**What you should do**
Select from the records below every line that has the word "intervju" in it.

--- Provided data ---

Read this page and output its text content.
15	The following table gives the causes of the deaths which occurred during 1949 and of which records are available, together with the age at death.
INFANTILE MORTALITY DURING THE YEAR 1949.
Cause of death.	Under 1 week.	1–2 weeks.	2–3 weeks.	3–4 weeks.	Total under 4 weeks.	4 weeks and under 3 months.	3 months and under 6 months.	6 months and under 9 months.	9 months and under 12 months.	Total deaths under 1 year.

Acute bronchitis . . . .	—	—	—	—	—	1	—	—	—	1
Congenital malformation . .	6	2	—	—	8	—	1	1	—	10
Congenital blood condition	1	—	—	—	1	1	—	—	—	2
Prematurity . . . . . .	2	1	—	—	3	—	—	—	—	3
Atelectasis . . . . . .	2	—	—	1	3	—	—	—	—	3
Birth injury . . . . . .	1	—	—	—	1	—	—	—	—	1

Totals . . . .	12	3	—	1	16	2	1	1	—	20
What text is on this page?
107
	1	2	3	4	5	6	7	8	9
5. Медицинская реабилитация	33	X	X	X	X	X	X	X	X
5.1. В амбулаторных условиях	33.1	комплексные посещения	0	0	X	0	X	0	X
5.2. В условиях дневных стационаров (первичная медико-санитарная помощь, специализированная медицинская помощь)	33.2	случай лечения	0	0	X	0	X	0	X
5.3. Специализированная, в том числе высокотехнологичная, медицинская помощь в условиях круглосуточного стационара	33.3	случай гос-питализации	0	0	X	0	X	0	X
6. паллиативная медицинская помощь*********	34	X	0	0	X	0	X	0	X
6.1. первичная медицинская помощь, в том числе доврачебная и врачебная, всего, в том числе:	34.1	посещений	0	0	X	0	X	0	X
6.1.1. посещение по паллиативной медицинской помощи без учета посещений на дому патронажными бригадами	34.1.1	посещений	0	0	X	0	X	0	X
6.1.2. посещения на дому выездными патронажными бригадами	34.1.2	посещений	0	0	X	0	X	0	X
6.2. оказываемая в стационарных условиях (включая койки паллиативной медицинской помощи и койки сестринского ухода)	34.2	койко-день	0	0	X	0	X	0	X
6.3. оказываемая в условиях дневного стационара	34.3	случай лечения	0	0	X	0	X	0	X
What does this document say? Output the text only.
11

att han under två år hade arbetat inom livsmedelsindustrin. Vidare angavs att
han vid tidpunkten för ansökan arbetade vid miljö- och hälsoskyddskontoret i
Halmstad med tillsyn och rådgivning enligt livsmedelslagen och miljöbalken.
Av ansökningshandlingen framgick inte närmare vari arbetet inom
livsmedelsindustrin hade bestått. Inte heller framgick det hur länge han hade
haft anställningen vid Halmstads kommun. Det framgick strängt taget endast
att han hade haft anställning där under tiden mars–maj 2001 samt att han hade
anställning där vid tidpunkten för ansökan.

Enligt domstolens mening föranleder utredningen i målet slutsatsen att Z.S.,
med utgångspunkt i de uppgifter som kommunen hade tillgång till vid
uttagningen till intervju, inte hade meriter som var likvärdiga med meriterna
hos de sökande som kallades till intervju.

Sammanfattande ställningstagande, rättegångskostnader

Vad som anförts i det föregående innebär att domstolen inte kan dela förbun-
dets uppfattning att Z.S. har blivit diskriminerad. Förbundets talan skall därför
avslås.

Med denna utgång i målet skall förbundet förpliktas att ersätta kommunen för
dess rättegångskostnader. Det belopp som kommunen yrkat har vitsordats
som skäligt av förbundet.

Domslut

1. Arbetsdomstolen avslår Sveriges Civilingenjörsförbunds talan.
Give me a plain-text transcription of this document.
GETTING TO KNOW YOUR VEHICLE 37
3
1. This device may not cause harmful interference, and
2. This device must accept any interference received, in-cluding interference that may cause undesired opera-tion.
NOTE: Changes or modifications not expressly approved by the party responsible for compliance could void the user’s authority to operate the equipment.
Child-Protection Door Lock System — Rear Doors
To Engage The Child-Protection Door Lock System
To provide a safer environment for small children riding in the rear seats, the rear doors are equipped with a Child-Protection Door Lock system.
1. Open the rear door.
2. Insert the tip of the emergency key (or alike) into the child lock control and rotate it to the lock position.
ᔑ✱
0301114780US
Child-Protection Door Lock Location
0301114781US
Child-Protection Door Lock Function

---

**Written solution**
uttagningen till intervju, inte hade meriter som var likvärdiga med meriterna
hos de sökande som kallades till intervju.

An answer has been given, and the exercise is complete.